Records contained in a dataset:
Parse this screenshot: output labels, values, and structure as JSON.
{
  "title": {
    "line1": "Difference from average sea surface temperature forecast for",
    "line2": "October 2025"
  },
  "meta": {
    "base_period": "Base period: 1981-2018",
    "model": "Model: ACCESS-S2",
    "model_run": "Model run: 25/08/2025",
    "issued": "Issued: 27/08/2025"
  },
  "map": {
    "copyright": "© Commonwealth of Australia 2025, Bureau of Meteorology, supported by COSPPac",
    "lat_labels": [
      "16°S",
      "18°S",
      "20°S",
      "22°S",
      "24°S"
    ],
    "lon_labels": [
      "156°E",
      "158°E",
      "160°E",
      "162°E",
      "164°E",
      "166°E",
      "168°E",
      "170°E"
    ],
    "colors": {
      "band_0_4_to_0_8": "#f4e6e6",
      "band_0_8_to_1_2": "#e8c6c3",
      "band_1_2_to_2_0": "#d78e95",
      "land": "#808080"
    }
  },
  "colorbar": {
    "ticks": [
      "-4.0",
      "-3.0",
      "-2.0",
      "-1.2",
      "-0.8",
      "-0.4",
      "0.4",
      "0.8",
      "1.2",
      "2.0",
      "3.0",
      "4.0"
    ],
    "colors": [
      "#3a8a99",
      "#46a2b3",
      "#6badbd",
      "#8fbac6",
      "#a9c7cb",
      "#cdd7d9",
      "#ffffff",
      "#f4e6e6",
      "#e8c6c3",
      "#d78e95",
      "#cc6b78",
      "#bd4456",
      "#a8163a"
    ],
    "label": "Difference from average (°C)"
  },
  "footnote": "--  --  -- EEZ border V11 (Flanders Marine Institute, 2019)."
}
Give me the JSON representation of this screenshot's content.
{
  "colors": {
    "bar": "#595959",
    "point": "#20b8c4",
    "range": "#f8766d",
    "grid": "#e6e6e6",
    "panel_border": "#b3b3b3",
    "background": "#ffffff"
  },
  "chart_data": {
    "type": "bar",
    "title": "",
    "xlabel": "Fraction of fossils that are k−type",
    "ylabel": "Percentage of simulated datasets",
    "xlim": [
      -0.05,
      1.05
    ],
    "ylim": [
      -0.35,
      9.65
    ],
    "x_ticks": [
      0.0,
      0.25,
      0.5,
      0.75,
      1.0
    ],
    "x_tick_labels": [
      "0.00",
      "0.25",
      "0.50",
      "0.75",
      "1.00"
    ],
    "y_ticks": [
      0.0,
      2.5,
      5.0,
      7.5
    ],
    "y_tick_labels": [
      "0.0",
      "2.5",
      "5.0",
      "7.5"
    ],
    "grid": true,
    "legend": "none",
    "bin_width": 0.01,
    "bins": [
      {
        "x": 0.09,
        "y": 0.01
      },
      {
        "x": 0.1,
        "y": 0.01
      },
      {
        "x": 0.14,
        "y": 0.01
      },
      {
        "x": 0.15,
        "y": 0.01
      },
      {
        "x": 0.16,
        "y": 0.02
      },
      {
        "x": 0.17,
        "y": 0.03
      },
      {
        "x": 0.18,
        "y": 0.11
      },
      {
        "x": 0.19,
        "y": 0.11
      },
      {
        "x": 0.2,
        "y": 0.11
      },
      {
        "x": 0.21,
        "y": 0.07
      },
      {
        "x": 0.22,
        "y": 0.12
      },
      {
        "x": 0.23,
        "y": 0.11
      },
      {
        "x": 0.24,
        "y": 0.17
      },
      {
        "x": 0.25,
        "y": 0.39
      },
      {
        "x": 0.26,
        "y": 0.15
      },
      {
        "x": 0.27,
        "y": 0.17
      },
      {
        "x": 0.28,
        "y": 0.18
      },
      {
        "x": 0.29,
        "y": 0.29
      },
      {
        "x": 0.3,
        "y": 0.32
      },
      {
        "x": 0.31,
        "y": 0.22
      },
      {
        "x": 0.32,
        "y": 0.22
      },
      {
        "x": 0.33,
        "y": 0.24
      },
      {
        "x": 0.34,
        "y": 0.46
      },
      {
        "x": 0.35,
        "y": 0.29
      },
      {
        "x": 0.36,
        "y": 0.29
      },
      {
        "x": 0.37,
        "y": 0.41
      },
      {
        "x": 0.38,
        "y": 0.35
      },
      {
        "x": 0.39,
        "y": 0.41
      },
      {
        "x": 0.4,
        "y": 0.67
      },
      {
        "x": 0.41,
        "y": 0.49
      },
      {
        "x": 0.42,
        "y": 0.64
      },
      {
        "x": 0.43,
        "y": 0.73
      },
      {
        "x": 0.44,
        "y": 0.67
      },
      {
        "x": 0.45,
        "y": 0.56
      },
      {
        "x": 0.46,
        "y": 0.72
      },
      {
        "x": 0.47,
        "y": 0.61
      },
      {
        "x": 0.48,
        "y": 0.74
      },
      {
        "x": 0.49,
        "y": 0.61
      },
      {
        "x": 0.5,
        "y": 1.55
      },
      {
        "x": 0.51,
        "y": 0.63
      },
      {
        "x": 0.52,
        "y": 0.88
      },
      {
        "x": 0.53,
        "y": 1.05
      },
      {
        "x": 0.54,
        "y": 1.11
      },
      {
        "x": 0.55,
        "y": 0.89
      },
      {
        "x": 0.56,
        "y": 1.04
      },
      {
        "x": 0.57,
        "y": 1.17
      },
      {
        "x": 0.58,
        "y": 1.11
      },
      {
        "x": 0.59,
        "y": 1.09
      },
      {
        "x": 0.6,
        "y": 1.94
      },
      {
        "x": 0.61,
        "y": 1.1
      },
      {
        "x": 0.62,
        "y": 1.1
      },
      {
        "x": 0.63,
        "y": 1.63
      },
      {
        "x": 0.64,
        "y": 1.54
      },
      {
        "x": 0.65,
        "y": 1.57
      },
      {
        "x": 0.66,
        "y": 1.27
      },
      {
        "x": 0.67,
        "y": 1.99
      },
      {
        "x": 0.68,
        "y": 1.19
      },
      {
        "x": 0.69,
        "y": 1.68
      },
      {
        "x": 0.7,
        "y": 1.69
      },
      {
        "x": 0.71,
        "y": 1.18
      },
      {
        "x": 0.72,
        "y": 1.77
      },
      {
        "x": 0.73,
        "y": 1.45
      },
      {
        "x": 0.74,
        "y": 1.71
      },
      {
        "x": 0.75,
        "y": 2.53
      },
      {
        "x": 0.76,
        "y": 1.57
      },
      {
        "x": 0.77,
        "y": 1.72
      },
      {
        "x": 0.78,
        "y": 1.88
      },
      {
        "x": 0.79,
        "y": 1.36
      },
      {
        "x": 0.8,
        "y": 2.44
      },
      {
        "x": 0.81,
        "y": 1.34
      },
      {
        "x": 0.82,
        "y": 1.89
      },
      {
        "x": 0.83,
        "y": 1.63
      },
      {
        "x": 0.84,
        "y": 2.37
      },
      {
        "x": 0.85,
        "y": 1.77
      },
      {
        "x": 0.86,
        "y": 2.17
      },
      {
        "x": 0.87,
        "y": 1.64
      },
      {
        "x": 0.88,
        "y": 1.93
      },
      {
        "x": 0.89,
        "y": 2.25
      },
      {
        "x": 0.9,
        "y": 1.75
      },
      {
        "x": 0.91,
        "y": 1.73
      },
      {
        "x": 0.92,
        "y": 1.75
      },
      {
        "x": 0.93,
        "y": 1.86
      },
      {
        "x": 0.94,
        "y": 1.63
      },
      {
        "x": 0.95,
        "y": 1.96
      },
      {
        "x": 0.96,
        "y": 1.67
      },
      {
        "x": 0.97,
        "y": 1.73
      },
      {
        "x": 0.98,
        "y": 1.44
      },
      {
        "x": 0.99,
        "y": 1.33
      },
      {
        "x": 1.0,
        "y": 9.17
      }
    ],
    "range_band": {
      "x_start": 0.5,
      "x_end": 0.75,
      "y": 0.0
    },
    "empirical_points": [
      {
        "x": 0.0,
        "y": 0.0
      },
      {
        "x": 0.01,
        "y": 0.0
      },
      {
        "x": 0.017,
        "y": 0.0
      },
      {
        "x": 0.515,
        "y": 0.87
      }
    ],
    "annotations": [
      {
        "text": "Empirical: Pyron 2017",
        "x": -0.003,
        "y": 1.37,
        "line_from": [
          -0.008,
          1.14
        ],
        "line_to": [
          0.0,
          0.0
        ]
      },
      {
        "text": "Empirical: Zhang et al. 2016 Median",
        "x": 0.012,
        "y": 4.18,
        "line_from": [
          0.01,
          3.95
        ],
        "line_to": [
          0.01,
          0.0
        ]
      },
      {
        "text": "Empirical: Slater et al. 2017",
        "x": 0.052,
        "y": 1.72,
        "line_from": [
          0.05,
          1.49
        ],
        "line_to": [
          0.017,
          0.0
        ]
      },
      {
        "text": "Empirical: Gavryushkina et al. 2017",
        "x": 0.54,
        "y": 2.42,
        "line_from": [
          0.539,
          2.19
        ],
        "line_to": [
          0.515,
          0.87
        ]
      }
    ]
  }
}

Exercise objective » Give the number of lines in the entries that hold the word "JSON", and nothing else.

Complete output » 2